## Problem requirements:
Output the data below in full, byte for byte. Nothing may differ.

## Given records:

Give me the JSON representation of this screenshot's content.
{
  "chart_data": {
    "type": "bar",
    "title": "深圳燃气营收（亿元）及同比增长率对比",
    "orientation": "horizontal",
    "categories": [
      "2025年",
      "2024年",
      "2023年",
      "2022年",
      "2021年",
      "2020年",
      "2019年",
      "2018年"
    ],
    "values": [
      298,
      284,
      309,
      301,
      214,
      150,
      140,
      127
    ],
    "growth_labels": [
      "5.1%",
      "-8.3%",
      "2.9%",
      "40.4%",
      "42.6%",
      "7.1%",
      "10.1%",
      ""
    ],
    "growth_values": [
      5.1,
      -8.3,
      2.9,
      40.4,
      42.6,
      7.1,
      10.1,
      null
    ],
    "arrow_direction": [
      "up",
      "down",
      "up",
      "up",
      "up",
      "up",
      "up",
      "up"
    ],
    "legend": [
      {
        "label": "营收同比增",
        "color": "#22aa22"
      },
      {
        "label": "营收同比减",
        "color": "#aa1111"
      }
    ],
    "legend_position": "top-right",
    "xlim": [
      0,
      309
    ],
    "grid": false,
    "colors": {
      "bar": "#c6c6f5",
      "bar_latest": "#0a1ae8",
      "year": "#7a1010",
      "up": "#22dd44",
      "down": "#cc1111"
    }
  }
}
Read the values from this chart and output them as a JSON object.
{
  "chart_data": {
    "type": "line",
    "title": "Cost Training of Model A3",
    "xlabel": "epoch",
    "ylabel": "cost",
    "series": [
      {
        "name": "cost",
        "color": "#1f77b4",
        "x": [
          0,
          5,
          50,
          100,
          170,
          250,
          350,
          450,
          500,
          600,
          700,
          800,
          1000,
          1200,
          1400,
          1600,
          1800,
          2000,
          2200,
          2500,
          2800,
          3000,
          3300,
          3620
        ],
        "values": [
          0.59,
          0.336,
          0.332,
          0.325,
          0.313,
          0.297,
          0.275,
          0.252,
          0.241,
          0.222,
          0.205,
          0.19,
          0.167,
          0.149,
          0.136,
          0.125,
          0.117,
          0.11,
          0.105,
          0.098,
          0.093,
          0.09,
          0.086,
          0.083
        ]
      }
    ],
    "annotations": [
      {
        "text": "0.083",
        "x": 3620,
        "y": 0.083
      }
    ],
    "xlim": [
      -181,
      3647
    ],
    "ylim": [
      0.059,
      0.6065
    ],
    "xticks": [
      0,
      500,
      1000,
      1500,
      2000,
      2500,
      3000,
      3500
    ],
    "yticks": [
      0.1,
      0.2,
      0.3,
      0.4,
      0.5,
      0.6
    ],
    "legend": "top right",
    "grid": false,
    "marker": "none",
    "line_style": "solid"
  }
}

## Response below:
Give me the JSON representation of this screenshot's content.
{
  "chart_data": {
    "type": "bar",
    "title": "深圳燃气营收（亿元）及同比增长率对比",
    "orientation": "horizontal",
    "categories": [
      "2025年",
      "2024年",
      "2023年",
      "2022年",
      "2021年",
      "2020年",
      "2019年",
      "2018年"
    ],
    "values": [
      298,
      284,
      309,
      301,
      214,
      150,
      140,
      127
    ],
    "growth_labels": [
      "5.1%",
      "-8.3%",
      "2.9%",
      "40.4%",
      "42.6%",
      "7.1%",
      "10.1%",
      ""
    ],
    "growth_values": [
      5.1,
      -8.3,
      2.9,
      40.4,
      42.6,
      7.1,
      10.1,
      null
    ],
    "arrow_direction": [
      "up",
      "down",
      "up",
      "up",
      "up",
      "up",
      "up",
      "up"
    ],
    "legend": [
      {
        "label": "营收同比增",
        "color": "#22aa22"
      },
      {
        "label": "营收同比减",
        "color": "#aa1111"
      }
    ],
    "legend_position": "top-right",
    "xlim": [
      0,
      309
    ],
    "grid": false,
    "colors": {
      "bar": "#c6c6f5",
      "bar_latest": "#0a1ae8",
      "year": "#7a1010",
      "up": "#22dd44",
      "down": "#cc1111"
    }
  }
}
Read the values from this chart and output them as a JSON object.
{
  "chart_data": {
    "type": "line",
    "title": "Cost Training of Model A3",
    "xlabel": "epoch",
    "ylabel": "cost",
    "series": [
      {
        "name": "cost",
        "color": "#1f77b4",
        "x": [
          0,
          5,
          50,
          100,
          170,
          250,
          350,
          450,
          500,
          600,
          700,
          800,
          1000,
          1200,
          1400,
          1600,
          1800,
          2000,
          2200,
          2500,
          2800,
          3000,
          3300,
          3620
        ],
        "values": [
          0.59,
          0.336,
          0.332,
          0.325,
          0.313,
          0.297,
          0.275,
          0.252,
          0.241,
          0.222,
          0.205,
          0.19,
          0.167,
          0.149,
          0.136,
          0.125,
          0.117,
          0.11,
          0.105,
          0.098,
          0.093,
          0.09,
          0.086,
          0.083
        ]
      }
    ],
    "annotations": [
      {
        "text": "0.083",
        "x": 3620,
        "y": 0.083
      }
    ],
    "xlim": [
      -181,
      3647
    ],
    "ylim": [
      0.059,
      0.6065
    ],
    "xticks": [
      0,
      500,
      1000,
      1500,
      2000,
      2500,
      3000,
      3500
    ],
    "yticks": [
      0.1,
      0.2,
      0.3,
      0.4,
      0.5,
      0.6
    ],
    "legend": "top right",
    "grid": false,
    "marker": "none",
    "line_style": "solid"
  }
}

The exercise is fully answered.